Given task:
Looking through the listing, how many of its lines hold the word "JSON"? Answer with only the number.

Rows from a figure dataset:
---+---

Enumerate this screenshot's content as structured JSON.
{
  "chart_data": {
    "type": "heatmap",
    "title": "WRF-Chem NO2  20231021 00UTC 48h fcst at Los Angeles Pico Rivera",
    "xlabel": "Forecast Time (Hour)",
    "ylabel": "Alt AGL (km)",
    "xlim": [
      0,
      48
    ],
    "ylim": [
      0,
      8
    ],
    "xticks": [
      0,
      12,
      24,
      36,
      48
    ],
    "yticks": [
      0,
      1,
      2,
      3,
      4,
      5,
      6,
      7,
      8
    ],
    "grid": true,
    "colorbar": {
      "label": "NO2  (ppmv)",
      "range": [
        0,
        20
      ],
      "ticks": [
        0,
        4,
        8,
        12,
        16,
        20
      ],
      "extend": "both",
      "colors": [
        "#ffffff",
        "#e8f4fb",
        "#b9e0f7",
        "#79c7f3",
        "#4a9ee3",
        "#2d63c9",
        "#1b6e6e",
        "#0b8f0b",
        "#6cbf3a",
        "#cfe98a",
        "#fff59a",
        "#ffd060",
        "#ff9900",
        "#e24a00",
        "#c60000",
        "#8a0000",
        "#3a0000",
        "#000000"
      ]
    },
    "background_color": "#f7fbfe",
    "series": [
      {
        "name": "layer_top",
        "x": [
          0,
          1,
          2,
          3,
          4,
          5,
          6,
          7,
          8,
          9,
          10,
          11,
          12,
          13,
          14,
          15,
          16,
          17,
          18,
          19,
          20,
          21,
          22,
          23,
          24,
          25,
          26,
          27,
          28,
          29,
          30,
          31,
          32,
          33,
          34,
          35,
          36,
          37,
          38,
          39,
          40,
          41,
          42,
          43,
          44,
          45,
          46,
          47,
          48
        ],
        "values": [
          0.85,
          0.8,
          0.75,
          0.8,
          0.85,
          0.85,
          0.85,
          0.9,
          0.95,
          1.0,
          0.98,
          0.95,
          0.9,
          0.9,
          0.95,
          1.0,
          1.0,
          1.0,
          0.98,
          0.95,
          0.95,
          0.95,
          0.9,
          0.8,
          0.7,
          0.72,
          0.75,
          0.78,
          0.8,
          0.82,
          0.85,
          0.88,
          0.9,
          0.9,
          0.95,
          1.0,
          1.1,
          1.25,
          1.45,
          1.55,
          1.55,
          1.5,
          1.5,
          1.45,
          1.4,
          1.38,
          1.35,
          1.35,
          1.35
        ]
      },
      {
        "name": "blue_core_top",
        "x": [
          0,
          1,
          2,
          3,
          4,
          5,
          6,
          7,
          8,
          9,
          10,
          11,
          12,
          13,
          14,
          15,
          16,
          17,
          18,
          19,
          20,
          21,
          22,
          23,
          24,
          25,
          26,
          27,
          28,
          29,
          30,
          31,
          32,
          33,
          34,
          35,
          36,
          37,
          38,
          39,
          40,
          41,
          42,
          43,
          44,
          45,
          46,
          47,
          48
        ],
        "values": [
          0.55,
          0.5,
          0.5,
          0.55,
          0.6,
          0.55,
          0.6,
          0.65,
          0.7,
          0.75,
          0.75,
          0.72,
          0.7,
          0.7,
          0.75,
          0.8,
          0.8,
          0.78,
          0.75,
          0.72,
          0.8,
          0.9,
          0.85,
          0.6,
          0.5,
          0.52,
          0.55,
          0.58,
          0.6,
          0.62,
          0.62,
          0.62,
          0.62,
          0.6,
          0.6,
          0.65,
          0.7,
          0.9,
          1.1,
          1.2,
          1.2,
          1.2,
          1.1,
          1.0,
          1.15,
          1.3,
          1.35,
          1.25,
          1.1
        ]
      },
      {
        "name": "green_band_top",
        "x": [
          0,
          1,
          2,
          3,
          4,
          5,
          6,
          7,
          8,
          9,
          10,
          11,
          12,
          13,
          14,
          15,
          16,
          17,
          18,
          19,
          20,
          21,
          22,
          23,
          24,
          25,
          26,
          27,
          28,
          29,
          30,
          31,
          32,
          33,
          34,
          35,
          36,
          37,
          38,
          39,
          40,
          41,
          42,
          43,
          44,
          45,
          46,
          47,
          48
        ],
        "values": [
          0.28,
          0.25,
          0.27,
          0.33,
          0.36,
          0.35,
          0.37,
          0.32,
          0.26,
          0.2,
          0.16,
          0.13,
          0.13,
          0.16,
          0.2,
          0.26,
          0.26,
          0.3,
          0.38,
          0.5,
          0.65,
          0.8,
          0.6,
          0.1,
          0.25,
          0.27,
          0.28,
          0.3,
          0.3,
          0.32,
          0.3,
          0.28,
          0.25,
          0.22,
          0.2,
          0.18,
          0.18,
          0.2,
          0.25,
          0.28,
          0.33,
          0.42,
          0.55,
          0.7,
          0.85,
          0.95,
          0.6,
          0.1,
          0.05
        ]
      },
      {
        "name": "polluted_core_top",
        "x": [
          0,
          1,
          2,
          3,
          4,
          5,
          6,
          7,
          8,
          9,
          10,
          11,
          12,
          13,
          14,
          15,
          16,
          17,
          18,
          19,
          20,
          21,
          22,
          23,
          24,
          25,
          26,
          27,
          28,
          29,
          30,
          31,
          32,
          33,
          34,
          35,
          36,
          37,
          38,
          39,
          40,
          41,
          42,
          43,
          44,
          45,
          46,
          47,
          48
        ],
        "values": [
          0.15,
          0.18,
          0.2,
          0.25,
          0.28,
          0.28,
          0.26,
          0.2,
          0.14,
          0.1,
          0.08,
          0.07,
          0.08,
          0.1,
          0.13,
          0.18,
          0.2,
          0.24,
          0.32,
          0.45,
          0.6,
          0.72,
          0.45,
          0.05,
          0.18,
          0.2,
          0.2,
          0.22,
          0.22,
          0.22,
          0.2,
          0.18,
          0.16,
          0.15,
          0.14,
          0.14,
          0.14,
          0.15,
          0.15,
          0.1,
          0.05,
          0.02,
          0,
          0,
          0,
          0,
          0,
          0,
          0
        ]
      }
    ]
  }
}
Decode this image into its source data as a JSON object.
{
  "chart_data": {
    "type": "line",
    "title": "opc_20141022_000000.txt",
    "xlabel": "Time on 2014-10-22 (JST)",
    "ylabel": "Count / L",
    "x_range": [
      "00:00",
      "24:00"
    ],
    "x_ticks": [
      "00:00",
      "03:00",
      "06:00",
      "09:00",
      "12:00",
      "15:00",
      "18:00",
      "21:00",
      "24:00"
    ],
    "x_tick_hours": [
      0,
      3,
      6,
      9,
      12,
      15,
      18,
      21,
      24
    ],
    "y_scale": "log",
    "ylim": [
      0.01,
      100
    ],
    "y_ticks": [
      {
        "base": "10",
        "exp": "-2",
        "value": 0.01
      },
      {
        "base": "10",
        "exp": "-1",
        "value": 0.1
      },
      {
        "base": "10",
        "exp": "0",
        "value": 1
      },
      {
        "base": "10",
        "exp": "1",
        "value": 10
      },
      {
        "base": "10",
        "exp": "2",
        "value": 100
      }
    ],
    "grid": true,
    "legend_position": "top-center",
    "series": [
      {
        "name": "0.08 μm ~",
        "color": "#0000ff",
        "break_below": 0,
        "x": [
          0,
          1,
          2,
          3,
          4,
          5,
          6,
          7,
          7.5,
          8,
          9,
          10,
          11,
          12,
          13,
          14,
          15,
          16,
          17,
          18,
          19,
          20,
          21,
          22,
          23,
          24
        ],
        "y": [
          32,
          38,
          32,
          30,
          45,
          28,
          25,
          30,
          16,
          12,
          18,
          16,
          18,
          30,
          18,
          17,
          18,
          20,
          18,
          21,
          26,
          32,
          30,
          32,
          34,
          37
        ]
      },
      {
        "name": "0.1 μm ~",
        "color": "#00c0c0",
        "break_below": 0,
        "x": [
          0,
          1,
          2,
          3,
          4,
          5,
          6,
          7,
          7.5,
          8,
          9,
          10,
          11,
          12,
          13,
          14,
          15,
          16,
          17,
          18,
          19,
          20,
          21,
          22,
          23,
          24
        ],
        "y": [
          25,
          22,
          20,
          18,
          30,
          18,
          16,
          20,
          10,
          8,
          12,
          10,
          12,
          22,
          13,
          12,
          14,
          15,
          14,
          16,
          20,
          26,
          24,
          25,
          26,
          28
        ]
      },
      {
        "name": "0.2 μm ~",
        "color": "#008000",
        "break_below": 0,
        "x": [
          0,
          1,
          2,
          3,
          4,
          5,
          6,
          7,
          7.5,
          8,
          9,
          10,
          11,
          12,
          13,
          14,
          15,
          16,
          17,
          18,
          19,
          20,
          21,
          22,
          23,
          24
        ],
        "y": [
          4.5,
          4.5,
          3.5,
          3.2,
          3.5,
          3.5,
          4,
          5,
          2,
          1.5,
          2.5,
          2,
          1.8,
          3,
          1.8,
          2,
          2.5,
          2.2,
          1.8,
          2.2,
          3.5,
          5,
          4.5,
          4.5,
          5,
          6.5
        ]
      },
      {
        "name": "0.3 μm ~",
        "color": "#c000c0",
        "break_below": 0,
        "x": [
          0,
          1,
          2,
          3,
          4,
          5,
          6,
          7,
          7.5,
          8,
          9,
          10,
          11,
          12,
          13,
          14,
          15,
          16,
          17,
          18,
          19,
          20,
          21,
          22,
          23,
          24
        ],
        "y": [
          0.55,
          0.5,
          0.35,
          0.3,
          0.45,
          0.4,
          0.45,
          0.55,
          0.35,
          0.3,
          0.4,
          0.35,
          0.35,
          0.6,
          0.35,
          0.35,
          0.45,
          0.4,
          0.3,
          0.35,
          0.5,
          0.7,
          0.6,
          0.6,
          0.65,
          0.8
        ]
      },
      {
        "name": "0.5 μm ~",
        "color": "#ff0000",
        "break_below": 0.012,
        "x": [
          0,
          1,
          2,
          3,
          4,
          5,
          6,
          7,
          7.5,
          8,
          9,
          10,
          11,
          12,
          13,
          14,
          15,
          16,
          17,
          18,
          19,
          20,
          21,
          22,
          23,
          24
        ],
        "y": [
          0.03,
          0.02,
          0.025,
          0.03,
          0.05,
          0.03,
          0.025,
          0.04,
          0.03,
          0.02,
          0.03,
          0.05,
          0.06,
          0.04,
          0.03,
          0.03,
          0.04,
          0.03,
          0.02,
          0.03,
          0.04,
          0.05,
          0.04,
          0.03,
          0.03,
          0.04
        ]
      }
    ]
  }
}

---+---

Result of this exercise:
2